(Data extracted from a collection)
-- begin --
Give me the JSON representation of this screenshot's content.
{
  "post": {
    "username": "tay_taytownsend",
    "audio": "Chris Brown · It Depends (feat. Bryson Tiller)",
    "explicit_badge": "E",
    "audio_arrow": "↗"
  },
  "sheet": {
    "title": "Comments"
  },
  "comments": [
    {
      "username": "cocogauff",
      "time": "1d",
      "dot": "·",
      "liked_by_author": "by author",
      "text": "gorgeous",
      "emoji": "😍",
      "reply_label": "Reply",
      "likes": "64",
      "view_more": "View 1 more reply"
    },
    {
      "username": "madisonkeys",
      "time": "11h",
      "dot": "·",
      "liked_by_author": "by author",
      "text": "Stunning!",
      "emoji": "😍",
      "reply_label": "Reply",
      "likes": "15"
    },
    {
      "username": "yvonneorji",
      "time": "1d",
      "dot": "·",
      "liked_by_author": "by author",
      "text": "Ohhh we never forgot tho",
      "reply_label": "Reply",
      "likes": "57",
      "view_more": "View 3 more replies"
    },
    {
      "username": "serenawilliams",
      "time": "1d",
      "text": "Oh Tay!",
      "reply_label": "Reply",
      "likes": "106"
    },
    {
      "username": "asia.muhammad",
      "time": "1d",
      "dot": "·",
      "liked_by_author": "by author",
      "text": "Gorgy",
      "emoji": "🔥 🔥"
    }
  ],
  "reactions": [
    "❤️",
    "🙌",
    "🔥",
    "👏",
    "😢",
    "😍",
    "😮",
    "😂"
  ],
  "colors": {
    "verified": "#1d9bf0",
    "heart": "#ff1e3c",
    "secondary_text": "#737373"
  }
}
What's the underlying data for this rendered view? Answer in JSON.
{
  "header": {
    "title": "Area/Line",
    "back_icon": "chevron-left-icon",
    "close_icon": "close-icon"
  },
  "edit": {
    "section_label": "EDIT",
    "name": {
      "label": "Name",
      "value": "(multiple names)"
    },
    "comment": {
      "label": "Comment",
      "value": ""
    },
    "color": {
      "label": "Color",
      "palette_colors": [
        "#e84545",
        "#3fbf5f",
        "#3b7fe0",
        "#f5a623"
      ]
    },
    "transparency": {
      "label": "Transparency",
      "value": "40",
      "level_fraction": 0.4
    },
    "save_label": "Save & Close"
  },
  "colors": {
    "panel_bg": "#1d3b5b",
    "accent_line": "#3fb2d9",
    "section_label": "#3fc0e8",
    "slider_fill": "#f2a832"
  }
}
-- end --
● **Written task**
Look through the entries above for the word "more". Copy every line where it shows up.

● **Expected answer**
      "view_more": "View 1 more reply"
      "view_more": "View 3 more replies"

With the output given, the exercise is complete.